━━ Items ━━

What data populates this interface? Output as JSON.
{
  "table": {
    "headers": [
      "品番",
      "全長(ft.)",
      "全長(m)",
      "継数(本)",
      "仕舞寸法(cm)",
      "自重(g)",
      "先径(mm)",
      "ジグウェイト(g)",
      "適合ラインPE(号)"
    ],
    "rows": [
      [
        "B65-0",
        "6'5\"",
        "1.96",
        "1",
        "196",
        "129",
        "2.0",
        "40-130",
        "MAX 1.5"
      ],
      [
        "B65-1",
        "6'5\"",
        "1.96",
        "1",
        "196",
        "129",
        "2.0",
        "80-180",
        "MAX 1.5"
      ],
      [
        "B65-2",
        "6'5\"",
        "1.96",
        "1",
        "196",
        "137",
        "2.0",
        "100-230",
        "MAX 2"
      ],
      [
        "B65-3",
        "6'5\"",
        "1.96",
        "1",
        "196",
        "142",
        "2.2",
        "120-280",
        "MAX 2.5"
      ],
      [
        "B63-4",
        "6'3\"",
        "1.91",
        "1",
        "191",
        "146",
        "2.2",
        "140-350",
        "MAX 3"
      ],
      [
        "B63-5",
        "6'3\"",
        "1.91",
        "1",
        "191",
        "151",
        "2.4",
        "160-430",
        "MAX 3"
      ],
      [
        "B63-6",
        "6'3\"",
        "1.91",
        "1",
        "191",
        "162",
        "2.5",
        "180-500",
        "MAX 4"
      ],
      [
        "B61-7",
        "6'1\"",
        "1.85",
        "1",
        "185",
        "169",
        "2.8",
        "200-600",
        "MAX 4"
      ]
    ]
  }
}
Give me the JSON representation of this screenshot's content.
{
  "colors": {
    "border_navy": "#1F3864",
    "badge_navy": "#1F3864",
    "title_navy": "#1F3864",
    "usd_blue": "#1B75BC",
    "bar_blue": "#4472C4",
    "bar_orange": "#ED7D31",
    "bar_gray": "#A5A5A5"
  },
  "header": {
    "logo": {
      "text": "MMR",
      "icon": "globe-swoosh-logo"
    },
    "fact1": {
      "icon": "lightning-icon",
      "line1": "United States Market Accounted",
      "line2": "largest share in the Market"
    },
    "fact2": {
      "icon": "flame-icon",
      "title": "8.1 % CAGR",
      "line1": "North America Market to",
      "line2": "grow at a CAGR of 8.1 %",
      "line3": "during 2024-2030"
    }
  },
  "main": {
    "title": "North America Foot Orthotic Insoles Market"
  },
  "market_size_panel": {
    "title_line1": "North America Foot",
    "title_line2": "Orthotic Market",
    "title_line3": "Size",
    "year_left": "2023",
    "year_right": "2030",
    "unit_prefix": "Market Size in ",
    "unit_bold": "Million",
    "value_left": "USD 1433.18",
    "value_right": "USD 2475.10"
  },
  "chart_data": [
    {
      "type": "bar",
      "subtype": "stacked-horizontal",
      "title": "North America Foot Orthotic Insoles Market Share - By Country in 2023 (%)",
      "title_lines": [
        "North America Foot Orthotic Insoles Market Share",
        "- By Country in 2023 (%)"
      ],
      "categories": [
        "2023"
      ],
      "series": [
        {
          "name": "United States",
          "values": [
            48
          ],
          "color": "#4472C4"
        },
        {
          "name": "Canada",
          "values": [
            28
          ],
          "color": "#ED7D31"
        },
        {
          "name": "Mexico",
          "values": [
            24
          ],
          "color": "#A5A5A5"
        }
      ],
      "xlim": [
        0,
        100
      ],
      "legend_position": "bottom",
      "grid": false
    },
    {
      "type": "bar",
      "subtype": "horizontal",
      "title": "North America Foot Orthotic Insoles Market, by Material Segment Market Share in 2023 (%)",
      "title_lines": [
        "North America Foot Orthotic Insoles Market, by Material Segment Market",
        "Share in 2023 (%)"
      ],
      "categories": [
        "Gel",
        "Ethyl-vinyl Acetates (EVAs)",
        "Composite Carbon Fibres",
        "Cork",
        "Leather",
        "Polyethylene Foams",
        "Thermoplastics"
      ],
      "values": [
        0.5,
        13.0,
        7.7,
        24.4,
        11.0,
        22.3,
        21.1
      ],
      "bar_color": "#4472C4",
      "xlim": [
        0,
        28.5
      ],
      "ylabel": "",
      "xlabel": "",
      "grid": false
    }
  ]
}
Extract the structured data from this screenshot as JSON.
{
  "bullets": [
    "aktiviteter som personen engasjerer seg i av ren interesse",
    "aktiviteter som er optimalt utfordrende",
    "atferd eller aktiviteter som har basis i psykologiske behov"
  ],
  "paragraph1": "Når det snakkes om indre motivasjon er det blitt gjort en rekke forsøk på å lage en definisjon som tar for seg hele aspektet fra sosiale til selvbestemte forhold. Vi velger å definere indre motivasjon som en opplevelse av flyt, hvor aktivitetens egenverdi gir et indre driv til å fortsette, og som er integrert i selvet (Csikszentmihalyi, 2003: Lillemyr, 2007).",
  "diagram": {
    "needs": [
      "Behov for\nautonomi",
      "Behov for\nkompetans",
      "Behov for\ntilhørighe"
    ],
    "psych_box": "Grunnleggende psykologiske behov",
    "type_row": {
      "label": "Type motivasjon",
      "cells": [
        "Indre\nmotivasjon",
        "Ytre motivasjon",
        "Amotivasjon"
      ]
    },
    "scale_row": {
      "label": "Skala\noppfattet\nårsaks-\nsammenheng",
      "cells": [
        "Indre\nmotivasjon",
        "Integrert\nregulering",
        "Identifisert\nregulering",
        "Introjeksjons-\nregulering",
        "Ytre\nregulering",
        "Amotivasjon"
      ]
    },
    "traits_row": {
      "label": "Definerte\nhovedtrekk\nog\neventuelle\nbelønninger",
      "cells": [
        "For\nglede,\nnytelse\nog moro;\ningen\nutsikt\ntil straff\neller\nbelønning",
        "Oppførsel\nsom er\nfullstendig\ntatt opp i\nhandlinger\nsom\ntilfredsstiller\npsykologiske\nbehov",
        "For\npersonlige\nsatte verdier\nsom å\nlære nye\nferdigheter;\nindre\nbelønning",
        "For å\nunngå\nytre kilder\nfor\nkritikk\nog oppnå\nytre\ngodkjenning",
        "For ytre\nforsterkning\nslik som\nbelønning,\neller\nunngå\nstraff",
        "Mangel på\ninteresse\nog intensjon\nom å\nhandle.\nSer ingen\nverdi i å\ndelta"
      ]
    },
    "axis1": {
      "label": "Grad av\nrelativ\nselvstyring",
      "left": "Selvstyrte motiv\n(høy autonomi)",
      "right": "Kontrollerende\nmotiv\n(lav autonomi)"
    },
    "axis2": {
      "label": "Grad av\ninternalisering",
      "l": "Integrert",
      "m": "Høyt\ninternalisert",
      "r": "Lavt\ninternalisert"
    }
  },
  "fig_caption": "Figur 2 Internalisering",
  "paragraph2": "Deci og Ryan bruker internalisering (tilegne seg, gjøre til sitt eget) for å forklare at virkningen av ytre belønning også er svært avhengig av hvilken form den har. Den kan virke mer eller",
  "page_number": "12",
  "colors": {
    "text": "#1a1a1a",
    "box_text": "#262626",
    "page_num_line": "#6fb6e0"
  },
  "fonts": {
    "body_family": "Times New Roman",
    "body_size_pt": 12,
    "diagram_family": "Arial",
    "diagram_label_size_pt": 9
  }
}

━━━

> _What you will do_:
Lines of the material that contain the word "screenshot" are to be gathered.

> _Output of the exercise_:
Give me the JSON representation of this screenshot's content.
Extract the structured data from this screenshot as JSON.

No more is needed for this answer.